VORGEGEBENER TEXTAUSZUG:
Wiederbelebungsversuch der Underground-Literatur

18.05.2010
"4. Mai - ein schlechter Tag für die deutsche Nachkriegsliteratur, denn mir ist heute nichts gelungen. Null. Zip. Zero. Bapkes." Von der eigenen welthistorischen Bedeutung ist das erzählende Ich in Carl Weissners Buch völlig überzeugt, genauso von der einsichtsfreien Ignoranz der Anderen: "Mein Produkt ist stilistisch um Klassen besser als die Erzeugnisse der Konkurrenz, und das gilt automatisch als affig."
Carl Weissner hat diese Figur sehr nah an sich selbst herangerückt, als autobiografisches Alter Ego, das wie er selbst ganz von Stil und Weltsicht der klassischen amerikanischen Underground-Literatur durchtränkt ist. Im Jahr 2007 wandert Carl Weissner drei Monate lang durch New York City, in E-Mails berichtet er von einer herrlichen, süchtig machenden, verdorbenen Stadt. In Alpträumen landet er dort in der Islamisten-Kneipe "No Pork on my Fork".

Tagsüber schlemmt er mit einem chinesischen Model Entenfußknorpel, er guckt sich Hongkong-Gangsterfilme an oder begegnet Reporterlegende Gay Talese bei einer Pressekonferenz. Was auch immer er sieht, es liefert ihm Stoff für Ausfälle, Sottisen, Beschimpfungen. Die deutschen Feuilletonisten: Zeitgeistbeschwätzer, Nadine Gordimers Bücher: Schrott von einer schreibenden Mutter, Salman Rushdie: geschwurbelter Nonsens in holperigem Englisch. Der Grantler Carl Weissner kann aber auch anders, wenn er will. Mit zärtlicher Hingabe rühmt er etwa die militante Schlechtgelauntheit und die Grandezza von Thomas Bernhard, einem Geistesverwandten.

New York City ist für Carl Weissner eine Totenstadt, kein Wunder, einer seiner engsten Freunde dort ist ein Experte für Nekrophilie und Sex mit Tieren. Eine Totenstadt ist dieser Ort aber auch auf einer anderen Ebene: immer wieder taucht Weissner ab in das New York der Beat Generation. Carl Weissner erzählt von der engen Nachbarschaft der Beat-Autoren im East Village der 60er-Jahre, wenn die Überlebenden dieser Autoren-Generation noch einmal in die Stadt kommen, geht er zu ihren Auftritten; er mixt Zitate von Allen Ginsberg, Charles Bukowski und Andy Warhol in seinen Text, er zitiert die Cut-Up-Methode der Beatniks. Carl Weissners Buch wird so zu einem Wiederbelebungsversuch der Underground-Literatur.

"Manhattan Muffdiver" ist ein literarisches Selbstporträt von Carl Weissner, eine Selbstdarstellung in Prosaminiaturen, eine Spiegelung in Textsplittern seiner verehrten Autorenkollegen.

AUFGABE: Von welchen Personen mischt Carl Weissner laut dem Textauszug über sein Buch Zitate in seinen Text? Nenne alle.

(Einträge aus einer Datenquelle)
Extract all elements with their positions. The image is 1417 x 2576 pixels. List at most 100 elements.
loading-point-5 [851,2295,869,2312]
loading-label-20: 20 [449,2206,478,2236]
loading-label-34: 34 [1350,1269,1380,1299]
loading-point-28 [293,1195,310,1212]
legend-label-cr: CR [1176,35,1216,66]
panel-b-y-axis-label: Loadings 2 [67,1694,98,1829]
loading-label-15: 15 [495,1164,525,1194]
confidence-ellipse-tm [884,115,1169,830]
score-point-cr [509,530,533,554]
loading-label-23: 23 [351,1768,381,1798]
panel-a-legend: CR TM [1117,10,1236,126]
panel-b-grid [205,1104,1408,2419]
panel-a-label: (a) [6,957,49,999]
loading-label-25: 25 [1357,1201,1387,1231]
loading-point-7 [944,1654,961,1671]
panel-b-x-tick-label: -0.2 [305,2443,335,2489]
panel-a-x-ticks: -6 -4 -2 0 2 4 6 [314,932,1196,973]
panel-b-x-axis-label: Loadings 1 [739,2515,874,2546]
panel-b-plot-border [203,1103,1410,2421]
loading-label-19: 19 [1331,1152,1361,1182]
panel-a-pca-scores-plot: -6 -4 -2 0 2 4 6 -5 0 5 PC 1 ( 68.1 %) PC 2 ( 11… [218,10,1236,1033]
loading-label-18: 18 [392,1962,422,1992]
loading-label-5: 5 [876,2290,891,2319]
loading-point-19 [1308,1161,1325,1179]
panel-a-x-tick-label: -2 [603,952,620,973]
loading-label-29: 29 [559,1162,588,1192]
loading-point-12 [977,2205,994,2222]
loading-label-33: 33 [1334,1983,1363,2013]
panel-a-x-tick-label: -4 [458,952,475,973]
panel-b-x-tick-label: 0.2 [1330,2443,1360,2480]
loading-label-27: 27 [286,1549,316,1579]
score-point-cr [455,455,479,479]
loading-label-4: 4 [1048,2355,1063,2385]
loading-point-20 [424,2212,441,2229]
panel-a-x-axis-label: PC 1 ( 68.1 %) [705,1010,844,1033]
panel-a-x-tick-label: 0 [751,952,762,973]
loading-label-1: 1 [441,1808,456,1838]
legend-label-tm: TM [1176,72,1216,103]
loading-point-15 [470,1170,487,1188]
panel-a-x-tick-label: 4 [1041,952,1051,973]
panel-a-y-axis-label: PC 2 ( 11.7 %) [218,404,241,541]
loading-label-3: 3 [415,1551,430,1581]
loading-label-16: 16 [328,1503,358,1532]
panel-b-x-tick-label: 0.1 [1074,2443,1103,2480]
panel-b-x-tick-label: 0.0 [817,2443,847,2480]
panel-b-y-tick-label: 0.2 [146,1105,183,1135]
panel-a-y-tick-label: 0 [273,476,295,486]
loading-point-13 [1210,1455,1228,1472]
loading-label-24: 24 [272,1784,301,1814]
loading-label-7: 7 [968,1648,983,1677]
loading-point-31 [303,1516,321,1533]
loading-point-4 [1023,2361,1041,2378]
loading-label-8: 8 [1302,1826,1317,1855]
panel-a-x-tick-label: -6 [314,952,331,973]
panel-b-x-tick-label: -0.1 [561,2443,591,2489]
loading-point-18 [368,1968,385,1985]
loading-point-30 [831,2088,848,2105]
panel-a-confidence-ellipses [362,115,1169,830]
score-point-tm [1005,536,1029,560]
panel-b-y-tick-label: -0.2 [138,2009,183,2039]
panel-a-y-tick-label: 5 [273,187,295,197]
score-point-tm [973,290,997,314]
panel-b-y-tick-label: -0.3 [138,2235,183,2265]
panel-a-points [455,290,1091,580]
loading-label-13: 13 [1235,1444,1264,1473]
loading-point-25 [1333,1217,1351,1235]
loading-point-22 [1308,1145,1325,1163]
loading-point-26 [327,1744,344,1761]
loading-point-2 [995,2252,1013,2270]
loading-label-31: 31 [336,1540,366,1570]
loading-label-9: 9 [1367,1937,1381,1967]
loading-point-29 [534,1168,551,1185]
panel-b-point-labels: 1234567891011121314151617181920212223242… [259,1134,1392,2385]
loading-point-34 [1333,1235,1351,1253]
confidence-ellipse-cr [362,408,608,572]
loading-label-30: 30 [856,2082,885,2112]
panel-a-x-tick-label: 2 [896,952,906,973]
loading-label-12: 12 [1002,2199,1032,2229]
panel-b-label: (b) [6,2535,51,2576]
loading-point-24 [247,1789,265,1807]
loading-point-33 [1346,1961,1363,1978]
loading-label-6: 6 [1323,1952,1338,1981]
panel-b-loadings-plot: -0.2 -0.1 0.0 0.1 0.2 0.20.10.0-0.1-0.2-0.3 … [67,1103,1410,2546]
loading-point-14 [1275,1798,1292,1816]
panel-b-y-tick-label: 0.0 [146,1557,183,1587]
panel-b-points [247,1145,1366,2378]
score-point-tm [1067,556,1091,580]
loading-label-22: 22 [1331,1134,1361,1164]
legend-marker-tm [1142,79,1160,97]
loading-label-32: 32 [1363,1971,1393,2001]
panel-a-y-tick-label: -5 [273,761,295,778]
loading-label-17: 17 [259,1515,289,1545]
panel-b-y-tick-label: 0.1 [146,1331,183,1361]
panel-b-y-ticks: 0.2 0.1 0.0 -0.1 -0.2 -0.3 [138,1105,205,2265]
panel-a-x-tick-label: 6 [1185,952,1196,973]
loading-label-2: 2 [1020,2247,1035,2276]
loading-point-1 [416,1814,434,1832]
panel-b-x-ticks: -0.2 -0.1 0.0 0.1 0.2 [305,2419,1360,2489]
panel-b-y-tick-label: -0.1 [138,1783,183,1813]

LÖSUNG: Allen Ginsberg, Charles Bukowski, Andy Warhol